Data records

------------------------------------------------------------------------

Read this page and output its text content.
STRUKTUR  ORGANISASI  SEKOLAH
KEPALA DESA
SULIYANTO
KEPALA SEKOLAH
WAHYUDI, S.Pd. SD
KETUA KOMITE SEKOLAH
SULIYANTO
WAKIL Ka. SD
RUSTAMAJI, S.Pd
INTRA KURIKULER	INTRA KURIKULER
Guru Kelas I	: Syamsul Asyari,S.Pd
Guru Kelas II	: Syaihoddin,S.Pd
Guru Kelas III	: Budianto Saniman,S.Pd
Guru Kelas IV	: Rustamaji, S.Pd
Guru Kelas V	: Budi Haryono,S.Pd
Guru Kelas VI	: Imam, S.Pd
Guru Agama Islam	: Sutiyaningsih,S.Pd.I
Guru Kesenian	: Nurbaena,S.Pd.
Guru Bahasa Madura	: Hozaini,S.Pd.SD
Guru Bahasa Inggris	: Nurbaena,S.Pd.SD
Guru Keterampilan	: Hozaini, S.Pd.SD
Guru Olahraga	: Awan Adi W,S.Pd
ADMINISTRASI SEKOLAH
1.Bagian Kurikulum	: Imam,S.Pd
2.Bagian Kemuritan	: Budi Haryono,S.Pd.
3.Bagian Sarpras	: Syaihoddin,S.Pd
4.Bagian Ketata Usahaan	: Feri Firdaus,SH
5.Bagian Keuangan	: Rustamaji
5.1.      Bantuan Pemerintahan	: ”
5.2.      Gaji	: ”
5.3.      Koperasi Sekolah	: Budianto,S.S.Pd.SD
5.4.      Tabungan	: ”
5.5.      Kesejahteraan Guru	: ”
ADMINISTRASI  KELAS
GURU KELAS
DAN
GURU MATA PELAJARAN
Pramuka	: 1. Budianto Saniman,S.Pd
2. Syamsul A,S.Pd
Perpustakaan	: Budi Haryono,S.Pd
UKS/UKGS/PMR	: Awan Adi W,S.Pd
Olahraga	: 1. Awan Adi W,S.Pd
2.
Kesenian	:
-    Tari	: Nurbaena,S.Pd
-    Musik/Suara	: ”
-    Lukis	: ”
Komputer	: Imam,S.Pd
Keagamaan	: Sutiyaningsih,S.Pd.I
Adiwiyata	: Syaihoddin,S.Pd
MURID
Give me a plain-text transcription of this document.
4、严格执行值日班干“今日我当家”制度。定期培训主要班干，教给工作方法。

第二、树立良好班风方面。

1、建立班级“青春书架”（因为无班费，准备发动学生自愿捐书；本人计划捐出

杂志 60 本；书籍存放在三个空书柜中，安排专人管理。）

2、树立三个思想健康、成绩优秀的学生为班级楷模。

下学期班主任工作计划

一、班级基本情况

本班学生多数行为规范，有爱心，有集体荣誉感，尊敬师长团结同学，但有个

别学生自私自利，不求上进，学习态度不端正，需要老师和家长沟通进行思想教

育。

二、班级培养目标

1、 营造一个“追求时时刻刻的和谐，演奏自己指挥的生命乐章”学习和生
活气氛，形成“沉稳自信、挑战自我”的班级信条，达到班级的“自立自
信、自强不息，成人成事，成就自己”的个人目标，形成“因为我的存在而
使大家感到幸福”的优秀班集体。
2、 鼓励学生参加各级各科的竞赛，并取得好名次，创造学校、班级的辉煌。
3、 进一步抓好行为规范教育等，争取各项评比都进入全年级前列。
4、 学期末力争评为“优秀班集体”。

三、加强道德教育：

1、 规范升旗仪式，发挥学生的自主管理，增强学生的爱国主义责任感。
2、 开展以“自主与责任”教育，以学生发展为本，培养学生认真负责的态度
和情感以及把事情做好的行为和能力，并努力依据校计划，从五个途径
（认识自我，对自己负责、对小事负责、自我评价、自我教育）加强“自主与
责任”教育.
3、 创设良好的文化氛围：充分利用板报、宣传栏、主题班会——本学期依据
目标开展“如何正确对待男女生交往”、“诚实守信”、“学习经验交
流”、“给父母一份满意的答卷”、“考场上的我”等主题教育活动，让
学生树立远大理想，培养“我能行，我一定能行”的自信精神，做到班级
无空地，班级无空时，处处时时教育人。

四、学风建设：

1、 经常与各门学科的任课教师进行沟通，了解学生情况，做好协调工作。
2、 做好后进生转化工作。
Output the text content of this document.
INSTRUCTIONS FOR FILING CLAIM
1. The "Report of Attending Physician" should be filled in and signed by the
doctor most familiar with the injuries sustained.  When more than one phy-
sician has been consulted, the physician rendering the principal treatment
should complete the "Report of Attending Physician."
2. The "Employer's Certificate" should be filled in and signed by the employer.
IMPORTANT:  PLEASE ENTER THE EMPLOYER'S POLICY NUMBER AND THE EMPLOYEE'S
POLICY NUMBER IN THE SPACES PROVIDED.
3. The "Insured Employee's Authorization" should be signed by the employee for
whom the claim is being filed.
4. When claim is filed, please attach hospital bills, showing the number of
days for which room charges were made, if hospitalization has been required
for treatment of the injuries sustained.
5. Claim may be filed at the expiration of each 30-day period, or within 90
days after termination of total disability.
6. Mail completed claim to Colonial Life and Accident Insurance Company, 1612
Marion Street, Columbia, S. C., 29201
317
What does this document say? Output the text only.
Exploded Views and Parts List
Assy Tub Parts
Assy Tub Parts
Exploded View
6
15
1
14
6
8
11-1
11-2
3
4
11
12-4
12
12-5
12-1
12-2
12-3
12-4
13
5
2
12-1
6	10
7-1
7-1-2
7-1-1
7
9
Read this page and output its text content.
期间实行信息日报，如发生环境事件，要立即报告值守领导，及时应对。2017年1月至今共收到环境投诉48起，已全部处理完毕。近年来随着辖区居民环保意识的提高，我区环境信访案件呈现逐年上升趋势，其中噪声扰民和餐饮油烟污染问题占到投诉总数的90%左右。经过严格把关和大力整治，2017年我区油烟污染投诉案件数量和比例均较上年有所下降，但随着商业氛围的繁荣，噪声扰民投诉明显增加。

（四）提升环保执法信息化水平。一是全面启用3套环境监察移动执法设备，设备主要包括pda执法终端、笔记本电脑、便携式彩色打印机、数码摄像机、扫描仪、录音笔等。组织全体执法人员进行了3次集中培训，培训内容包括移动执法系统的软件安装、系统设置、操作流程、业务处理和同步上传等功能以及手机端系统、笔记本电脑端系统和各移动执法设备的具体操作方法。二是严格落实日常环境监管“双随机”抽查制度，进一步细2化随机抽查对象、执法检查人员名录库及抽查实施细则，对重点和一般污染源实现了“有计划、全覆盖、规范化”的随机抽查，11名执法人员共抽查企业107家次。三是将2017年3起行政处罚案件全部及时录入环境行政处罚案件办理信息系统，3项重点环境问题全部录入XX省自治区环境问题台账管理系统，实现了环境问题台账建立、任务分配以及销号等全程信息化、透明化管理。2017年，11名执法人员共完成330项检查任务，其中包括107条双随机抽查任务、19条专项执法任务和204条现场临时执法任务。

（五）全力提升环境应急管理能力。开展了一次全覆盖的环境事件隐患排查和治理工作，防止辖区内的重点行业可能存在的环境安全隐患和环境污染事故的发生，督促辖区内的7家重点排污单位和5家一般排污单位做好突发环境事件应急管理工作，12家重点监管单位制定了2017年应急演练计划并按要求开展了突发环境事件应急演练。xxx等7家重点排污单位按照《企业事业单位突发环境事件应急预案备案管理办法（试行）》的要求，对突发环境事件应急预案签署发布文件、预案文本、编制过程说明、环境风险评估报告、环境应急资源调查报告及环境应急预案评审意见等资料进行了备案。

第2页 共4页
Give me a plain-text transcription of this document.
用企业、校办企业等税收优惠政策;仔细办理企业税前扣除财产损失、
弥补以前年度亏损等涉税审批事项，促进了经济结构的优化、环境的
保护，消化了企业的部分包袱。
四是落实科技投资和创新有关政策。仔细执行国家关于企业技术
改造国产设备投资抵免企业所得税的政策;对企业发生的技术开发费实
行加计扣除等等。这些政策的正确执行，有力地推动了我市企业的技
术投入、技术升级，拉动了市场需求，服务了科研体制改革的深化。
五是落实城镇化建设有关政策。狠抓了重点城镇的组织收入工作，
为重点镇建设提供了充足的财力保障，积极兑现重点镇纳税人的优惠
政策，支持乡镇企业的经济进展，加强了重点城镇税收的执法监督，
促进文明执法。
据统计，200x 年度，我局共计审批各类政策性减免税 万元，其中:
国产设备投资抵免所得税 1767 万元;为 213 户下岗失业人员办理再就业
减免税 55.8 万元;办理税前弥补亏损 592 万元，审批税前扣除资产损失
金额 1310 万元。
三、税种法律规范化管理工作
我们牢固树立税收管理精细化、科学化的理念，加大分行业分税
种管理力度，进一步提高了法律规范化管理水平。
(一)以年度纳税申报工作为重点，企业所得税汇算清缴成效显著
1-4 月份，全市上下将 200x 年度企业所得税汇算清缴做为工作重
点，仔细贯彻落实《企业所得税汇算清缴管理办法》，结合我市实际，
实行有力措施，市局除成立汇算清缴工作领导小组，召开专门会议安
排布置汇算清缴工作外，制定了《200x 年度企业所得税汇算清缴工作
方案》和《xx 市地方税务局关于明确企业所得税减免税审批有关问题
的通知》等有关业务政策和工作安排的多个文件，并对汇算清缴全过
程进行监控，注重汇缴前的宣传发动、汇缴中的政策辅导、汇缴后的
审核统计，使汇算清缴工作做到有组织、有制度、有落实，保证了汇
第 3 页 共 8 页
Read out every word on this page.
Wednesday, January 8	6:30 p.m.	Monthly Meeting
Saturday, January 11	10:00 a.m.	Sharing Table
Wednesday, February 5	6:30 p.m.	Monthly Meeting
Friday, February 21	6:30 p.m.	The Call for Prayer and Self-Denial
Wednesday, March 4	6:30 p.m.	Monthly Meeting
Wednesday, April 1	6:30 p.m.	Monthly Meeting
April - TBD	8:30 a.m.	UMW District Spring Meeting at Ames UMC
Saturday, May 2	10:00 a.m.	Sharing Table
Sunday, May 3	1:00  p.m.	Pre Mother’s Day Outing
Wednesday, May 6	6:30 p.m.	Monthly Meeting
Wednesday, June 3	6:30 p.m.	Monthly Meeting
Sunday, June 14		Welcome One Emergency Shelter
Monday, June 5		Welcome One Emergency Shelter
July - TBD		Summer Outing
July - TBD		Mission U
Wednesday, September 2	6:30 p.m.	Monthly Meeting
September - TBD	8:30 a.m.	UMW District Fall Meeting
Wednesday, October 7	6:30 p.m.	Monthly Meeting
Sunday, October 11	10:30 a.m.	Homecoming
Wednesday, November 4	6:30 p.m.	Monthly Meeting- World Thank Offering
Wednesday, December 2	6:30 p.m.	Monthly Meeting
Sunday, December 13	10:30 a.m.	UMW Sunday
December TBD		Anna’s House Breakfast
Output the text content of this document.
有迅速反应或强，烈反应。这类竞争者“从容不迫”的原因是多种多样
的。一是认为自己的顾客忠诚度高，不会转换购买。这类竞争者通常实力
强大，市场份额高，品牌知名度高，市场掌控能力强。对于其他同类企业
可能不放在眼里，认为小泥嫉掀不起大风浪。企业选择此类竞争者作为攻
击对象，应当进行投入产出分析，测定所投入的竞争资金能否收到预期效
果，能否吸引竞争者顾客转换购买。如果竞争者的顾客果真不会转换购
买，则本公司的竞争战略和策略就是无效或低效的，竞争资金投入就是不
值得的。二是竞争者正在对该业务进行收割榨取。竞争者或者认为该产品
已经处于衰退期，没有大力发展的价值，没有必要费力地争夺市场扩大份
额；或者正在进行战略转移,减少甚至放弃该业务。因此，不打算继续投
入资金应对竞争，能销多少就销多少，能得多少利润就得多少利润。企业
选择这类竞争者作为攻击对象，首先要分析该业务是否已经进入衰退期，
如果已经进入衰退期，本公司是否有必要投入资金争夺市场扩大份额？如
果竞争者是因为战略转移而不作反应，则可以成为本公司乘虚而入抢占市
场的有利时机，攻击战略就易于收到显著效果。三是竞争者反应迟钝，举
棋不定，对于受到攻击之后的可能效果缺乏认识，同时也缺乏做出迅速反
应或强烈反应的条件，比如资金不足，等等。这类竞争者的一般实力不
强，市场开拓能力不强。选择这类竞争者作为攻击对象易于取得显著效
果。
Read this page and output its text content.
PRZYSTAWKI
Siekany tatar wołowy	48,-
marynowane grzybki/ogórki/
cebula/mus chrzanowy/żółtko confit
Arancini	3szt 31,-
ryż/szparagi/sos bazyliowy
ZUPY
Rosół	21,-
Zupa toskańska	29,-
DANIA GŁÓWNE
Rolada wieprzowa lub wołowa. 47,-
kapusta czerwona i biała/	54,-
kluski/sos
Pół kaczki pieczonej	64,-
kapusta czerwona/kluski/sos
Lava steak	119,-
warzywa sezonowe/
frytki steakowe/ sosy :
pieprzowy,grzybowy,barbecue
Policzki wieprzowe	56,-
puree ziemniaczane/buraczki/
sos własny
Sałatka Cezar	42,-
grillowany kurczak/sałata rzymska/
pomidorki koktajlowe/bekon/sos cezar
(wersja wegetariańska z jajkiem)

------------------------------------------------------------------------

Give the count of lines that hold the word "Bahasa", with nothing added.

● THE ANSWER
2